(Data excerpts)
------

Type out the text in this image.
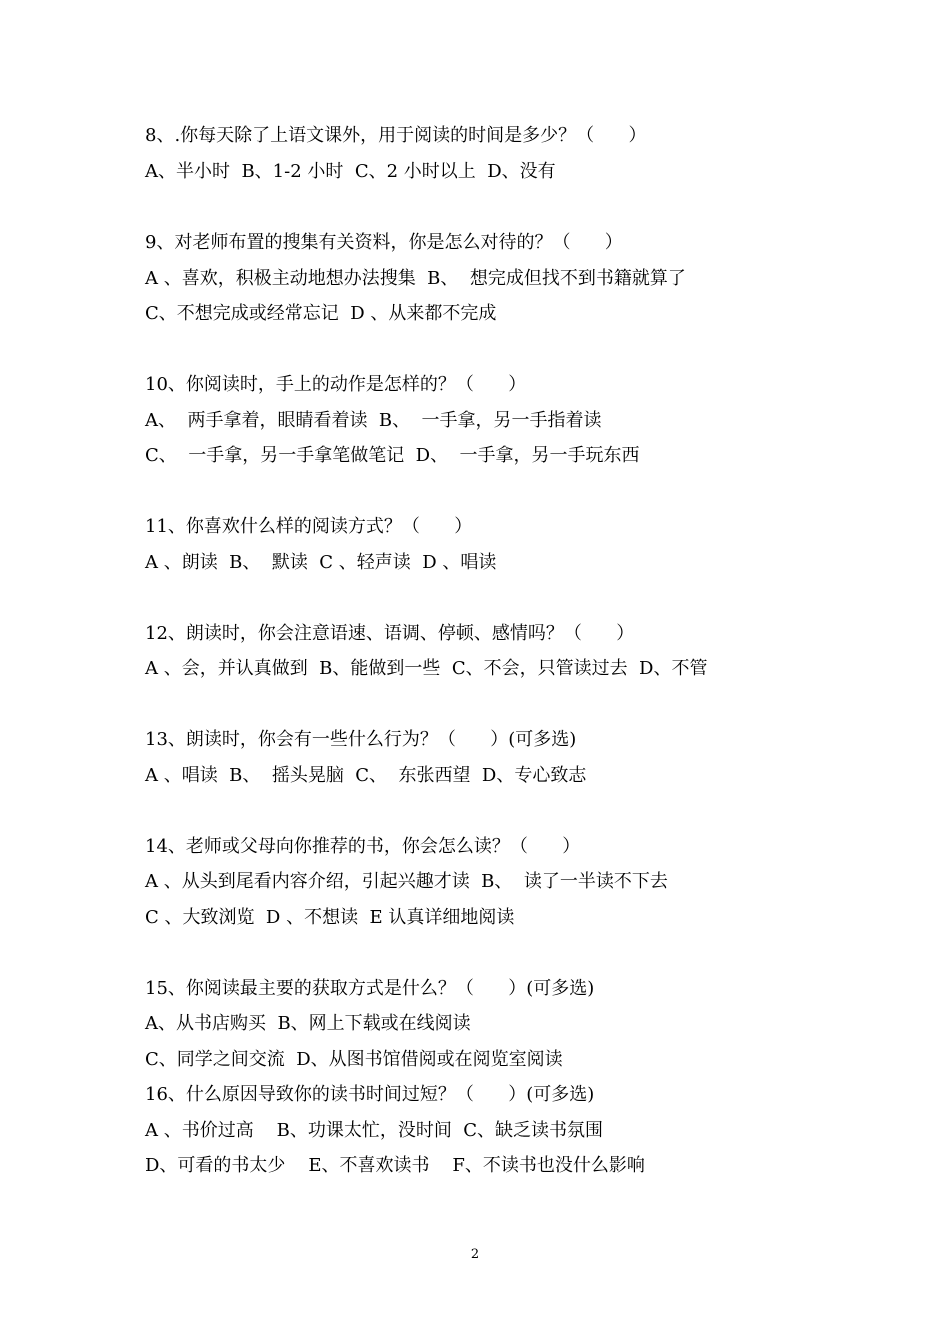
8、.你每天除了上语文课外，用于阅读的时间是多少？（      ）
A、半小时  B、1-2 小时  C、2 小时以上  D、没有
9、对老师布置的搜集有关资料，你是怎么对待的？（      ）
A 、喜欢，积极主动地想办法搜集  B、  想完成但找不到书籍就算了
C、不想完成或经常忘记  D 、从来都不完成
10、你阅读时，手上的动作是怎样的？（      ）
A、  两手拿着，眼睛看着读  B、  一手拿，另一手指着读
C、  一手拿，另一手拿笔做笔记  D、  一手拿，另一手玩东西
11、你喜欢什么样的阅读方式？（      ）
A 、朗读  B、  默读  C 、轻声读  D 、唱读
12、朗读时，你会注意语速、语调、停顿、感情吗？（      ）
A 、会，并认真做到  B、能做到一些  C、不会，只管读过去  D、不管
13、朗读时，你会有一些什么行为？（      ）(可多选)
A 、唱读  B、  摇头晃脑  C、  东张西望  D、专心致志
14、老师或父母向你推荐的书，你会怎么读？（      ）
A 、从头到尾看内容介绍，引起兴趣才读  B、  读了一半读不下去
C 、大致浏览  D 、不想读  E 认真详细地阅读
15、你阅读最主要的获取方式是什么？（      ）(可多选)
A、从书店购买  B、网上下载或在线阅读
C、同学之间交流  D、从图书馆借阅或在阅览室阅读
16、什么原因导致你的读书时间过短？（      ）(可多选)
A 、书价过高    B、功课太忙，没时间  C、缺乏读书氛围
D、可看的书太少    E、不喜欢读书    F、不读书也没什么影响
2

------

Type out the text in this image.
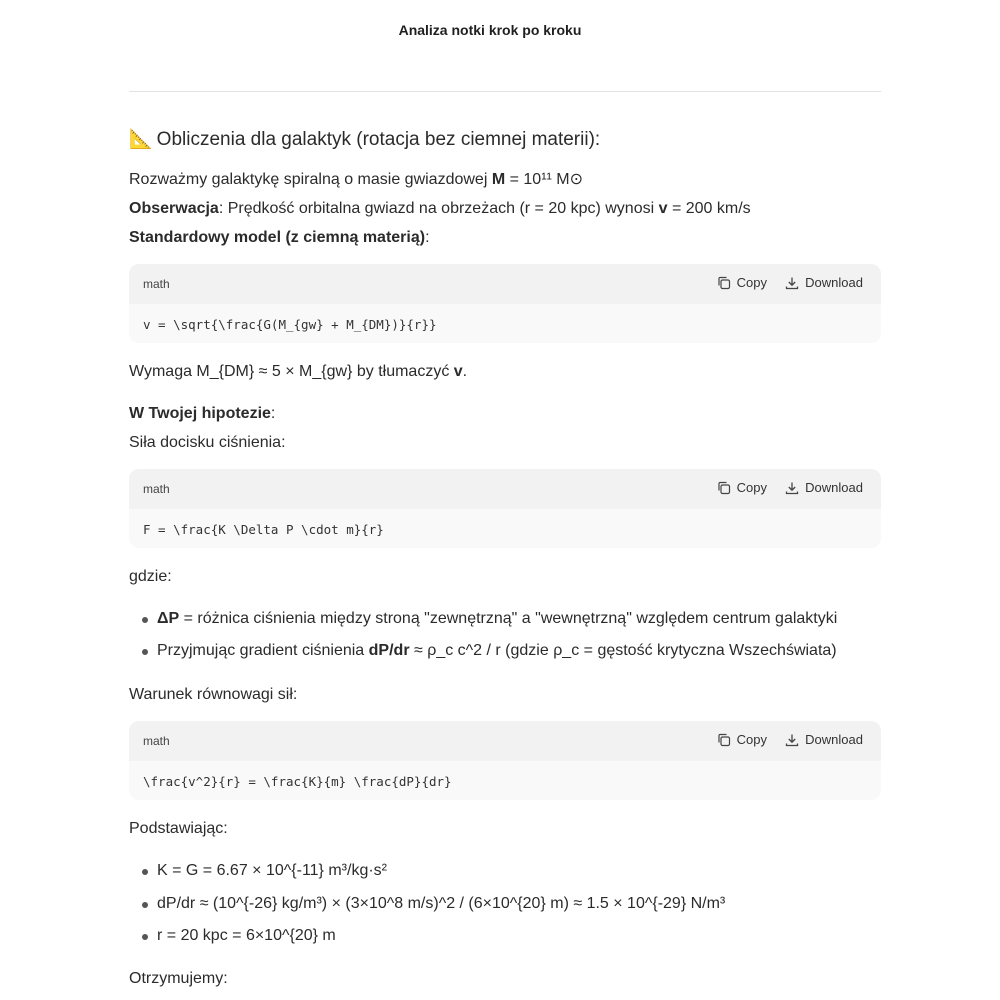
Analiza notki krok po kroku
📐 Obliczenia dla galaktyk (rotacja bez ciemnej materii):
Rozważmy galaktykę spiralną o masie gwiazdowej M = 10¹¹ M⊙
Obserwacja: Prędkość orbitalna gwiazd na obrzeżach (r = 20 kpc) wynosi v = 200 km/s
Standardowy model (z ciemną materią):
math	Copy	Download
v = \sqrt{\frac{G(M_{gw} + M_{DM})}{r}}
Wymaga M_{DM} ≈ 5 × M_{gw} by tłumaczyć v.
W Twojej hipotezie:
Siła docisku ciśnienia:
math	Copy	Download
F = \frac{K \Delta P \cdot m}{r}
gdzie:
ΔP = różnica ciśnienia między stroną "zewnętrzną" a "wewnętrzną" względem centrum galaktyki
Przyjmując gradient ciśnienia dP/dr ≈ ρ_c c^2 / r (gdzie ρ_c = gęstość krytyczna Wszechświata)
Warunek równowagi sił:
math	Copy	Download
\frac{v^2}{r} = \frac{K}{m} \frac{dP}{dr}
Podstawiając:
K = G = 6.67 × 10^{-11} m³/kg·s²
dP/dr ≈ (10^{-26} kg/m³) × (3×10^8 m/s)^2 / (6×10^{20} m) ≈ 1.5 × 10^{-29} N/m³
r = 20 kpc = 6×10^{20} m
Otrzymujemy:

------

> Written problem: Gather up, from the records above, each line where the word "frac" appears.

> Exercise answer:
v = \sqrt{\frac{G(M_{gw} + M_{DM})}{r}}
F = \frac{K \Delta P \cdot m}{r}
\frac{v^2}{r} = \frac{K}{m} \frac{dP}{dr}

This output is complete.